*What this task involves*
Where a line contains the word "易观智库", copy that line.
::: Stored data :::
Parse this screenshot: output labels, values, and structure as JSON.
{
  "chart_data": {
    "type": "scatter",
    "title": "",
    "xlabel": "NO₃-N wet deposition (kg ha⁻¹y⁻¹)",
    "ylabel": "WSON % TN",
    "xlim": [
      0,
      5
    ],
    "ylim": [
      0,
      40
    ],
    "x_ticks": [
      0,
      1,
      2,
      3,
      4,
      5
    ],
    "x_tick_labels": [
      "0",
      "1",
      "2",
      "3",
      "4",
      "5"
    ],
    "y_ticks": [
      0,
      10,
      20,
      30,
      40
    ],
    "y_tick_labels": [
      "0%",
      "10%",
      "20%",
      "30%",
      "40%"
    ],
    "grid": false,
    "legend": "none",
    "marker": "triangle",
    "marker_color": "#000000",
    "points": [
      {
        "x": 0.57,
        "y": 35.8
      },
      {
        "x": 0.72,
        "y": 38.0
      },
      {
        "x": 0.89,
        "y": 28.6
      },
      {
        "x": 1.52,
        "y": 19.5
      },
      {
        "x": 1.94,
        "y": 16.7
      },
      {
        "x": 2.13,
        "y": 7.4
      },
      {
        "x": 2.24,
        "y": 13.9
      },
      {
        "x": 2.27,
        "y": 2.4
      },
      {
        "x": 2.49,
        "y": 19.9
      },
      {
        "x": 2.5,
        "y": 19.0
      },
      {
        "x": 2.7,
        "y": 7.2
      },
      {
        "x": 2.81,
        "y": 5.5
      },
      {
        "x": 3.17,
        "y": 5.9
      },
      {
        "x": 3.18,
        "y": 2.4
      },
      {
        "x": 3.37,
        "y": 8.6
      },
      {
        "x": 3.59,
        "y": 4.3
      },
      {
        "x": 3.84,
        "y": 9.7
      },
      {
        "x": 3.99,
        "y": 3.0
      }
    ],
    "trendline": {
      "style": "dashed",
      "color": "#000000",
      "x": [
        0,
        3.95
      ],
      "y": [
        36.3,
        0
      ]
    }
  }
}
:::
::: Stored data :::
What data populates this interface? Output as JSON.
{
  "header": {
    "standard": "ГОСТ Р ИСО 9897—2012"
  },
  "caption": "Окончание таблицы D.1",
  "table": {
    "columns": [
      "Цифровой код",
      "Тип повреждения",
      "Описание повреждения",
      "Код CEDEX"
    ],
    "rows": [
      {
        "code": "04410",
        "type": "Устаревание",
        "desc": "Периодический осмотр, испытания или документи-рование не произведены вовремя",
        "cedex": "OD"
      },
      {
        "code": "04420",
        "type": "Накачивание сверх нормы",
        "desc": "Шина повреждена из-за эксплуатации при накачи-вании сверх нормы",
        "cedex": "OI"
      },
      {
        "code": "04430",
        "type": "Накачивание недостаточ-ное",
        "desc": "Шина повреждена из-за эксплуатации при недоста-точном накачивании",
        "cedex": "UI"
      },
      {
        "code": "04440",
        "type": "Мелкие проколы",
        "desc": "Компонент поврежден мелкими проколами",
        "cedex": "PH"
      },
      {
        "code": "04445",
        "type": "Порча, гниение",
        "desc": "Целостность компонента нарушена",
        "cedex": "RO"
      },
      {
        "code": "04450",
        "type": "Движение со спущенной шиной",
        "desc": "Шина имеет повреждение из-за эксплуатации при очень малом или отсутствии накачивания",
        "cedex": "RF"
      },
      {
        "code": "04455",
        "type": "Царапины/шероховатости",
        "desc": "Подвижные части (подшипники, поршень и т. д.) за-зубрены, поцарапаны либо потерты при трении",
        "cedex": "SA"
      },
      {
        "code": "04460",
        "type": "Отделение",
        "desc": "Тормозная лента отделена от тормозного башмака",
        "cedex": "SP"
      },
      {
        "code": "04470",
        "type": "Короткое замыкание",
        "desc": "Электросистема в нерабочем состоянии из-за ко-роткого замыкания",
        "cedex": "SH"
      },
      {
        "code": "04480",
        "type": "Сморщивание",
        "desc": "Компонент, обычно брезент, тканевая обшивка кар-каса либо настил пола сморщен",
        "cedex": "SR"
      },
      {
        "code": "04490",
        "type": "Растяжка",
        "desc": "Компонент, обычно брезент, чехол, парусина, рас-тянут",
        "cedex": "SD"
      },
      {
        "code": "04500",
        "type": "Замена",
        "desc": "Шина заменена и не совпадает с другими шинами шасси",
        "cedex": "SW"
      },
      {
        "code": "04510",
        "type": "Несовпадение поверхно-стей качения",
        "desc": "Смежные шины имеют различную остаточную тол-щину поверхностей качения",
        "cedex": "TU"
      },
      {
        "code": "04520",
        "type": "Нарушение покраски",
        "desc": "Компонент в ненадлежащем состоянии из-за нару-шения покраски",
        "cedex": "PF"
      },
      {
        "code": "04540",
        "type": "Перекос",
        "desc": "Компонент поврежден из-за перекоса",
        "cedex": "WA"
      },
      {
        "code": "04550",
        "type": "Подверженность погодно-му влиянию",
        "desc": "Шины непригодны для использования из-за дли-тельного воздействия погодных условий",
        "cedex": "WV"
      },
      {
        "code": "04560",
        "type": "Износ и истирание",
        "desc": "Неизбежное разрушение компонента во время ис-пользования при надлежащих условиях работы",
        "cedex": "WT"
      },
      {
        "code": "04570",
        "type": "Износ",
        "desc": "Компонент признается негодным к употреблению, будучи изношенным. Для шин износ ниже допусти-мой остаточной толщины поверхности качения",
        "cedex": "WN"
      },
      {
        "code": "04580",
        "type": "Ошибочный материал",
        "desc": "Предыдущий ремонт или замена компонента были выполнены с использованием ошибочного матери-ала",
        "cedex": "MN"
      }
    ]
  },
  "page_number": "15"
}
:::
::: Stored data :::
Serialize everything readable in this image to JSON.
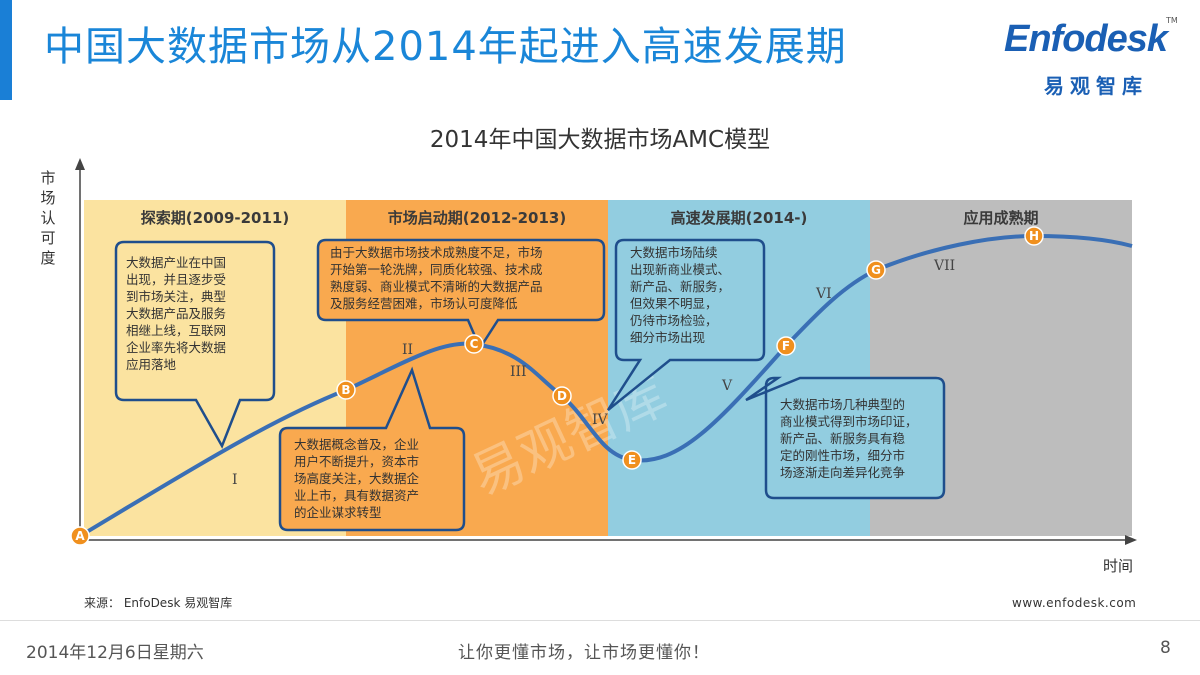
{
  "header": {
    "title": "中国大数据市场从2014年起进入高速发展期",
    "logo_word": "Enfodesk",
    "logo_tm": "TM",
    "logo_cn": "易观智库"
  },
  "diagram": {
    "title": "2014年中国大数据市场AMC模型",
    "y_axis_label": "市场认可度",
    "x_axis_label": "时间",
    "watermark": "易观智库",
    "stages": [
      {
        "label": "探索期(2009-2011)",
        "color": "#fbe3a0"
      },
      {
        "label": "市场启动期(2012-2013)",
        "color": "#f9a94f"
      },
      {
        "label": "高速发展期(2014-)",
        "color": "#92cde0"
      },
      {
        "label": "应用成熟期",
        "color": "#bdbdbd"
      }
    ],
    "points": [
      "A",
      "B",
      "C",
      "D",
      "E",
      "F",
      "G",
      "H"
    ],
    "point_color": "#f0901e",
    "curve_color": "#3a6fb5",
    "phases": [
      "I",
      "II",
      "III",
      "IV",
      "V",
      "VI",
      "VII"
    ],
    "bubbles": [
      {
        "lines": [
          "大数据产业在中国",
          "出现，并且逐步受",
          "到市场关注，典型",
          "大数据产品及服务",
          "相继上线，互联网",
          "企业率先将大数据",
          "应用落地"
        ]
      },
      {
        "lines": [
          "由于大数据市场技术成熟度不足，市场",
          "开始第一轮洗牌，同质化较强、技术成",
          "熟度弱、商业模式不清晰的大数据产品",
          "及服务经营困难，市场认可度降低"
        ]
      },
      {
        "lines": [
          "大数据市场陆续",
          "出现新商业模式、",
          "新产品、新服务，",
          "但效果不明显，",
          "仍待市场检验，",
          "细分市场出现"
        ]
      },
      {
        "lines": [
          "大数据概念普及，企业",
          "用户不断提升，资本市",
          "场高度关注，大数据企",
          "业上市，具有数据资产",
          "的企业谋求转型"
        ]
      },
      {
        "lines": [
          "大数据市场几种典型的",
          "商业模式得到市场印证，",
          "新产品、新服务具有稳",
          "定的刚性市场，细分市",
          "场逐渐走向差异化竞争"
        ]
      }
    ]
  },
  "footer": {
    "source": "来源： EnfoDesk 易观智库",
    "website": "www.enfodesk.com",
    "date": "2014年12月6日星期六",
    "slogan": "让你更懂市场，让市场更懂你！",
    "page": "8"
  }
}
:::
*Full solution*
    "logo_cn": "易观智库"
    "watermark": "易观智库",
    "source": "来源： EnfoDesk 易观智库",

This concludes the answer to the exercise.